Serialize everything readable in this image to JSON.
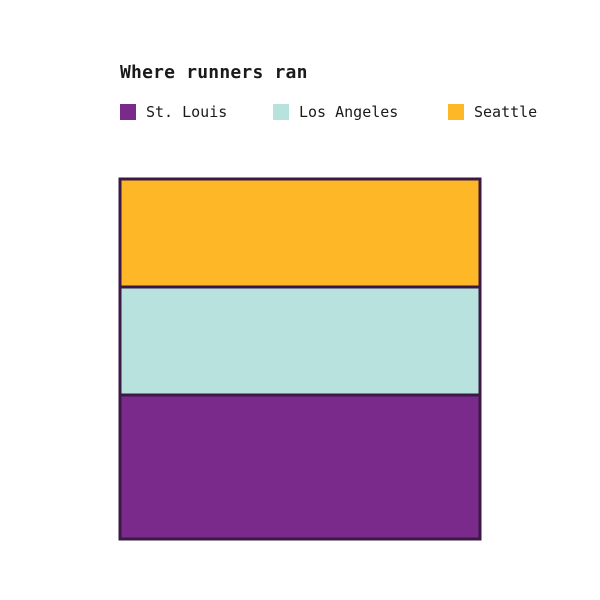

##########

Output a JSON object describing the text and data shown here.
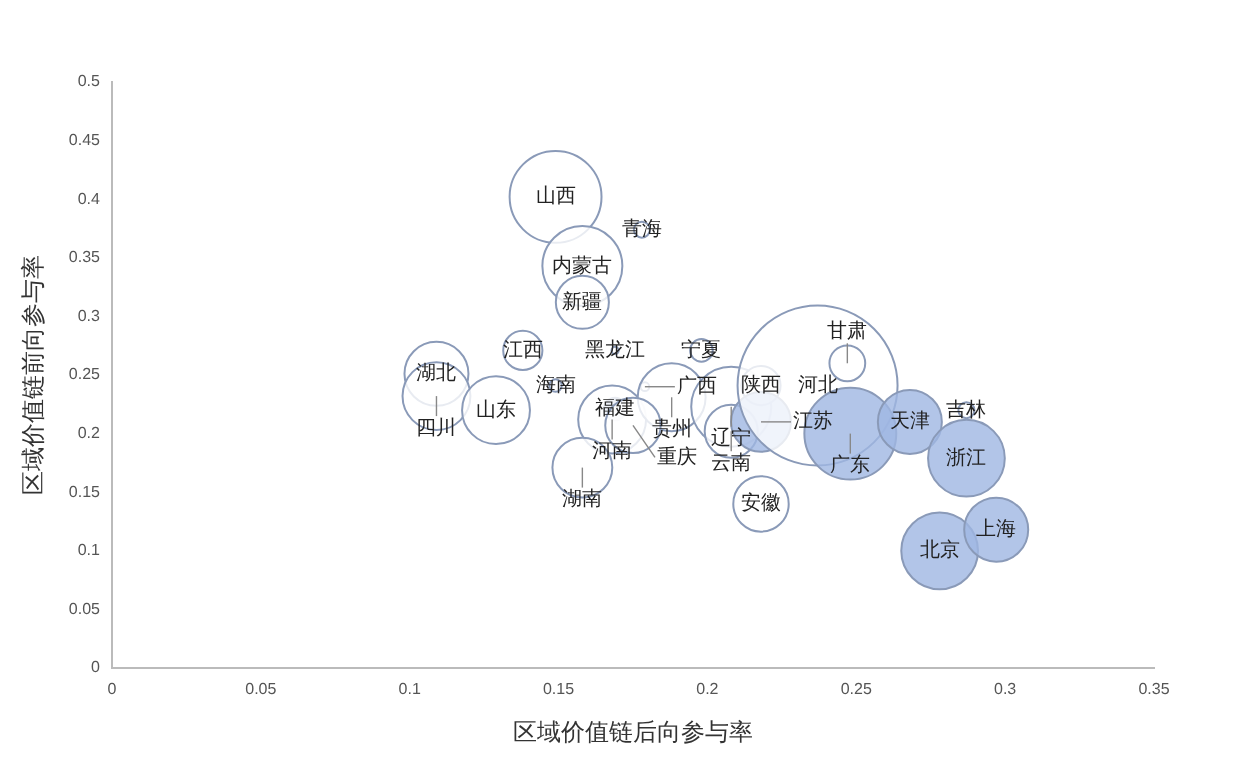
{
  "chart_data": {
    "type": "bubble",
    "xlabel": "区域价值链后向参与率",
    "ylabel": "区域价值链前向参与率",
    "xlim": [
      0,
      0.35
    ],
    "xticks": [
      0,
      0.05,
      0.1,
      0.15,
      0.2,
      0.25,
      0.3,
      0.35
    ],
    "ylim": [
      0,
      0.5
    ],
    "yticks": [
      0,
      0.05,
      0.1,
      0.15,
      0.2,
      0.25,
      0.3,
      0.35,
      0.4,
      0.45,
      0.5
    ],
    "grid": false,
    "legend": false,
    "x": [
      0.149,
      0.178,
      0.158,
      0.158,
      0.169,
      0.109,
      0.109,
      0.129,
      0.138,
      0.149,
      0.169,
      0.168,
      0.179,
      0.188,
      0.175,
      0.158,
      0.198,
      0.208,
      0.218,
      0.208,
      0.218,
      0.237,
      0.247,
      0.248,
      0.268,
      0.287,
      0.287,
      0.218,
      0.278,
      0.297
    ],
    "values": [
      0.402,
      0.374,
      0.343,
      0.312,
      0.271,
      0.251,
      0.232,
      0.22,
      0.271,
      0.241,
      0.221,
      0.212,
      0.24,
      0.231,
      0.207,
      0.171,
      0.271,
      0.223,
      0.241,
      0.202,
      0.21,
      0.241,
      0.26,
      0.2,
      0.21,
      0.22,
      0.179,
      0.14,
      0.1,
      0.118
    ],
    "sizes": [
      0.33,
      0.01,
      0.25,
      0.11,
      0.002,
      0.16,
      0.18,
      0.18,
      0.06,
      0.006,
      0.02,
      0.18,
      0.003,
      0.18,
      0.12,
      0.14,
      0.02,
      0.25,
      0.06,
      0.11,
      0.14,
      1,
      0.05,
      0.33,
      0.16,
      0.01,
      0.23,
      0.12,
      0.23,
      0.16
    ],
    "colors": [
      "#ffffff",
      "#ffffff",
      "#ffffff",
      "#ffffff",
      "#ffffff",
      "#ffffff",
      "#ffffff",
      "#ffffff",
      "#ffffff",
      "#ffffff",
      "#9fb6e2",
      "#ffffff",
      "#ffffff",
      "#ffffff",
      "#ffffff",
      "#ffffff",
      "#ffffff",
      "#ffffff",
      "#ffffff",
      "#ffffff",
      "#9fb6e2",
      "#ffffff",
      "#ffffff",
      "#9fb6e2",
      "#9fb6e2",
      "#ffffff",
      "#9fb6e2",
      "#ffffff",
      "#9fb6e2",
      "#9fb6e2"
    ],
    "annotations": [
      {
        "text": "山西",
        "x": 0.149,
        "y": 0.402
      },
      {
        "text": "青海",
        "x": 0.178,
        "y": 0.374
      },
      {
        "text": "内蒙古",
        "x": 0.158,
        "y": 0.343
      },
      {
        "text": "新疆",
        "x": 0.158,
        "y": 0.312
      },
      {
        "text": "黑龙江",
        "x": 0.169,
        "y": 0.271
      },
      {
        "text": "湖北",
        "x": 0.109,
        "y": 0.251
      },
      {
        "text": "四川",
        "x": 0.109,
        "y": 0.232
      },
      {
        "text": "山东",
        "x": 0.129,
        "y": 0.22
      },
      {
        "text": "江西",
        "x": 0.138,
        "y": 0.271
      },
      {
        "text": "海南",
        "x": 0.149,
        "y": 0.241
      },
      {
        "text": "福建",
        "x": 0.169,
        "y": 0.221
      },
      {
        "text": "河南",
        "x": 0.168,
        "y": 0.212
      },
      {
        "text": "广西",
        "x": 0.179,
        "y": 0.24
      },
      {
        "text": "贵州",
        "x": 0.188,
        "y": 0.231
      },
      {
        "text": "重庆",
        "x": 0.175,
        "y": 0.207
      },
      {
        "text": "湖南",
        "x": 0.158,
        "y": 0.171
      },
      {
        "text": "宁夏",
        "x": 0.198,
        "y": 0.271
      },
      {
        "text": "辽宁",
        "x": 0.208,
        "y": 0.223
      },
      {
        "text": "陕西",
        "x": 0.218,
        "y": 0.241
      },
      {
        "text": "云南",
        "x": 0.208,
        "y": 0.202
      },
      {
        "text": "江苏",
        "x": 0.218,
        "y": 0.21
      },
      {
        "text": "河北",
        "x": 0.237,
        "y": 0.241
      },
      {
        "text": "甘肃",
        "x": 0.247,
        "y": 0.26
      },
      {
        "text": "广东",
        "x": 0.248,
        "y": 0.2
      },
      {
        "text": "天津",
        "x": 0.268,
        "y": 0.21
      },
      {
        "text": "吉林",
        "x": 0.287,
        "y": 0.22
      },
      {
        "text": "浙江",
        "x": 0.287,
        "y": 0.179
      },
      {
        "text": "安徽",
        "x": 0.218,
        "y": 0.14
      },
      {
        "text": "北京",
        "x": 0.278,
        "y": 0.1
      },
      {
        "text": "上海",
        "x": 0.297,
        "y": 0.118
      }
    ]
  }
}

##########

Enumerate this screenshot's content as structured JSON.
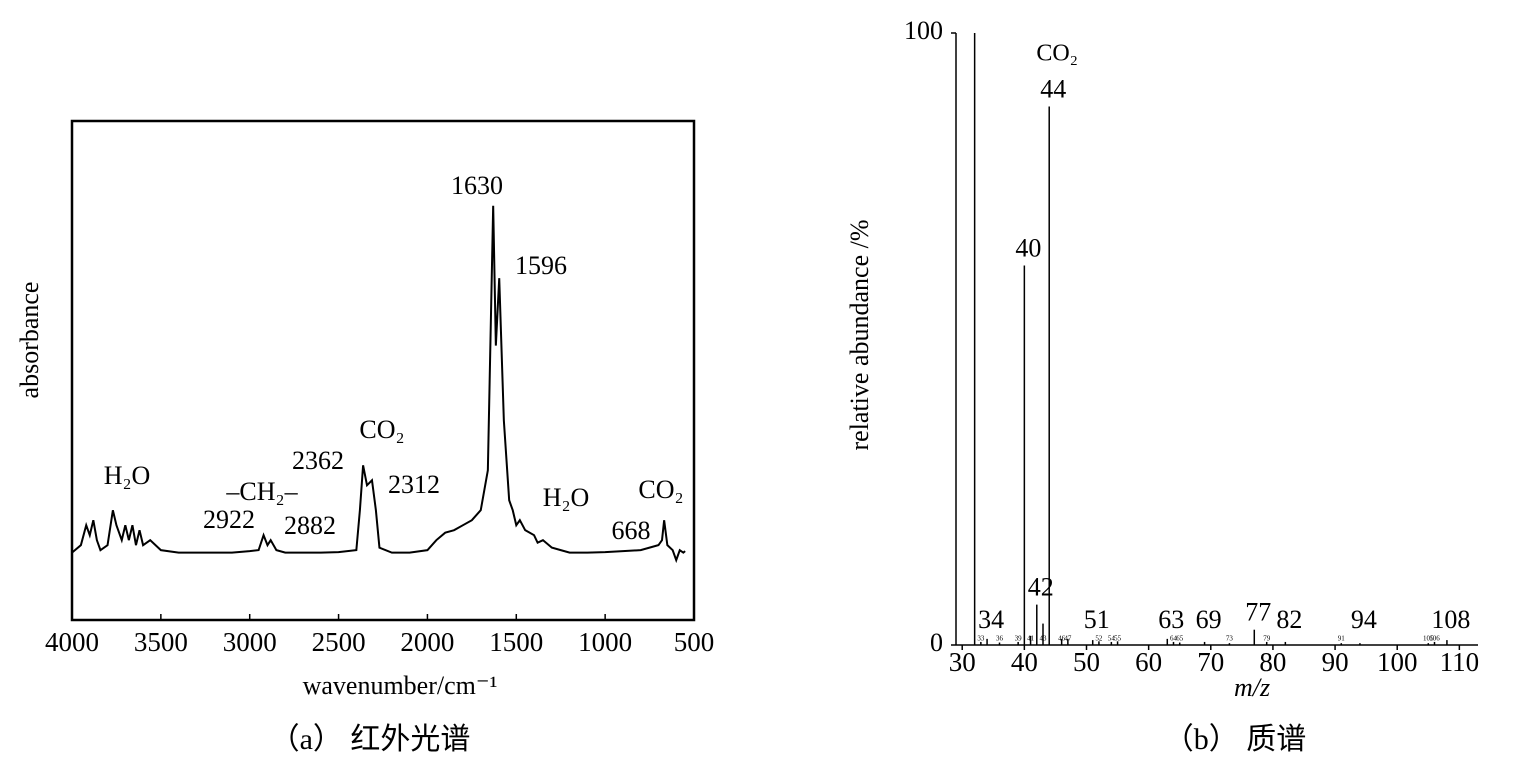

##########

■ **Instruction**: Within the material above, find the lines that contain the word "this"; copy them.

■ **Reply**:
Serialize everything readable in this image to JSON.
Enumerate this screenshot's content as structured JSON.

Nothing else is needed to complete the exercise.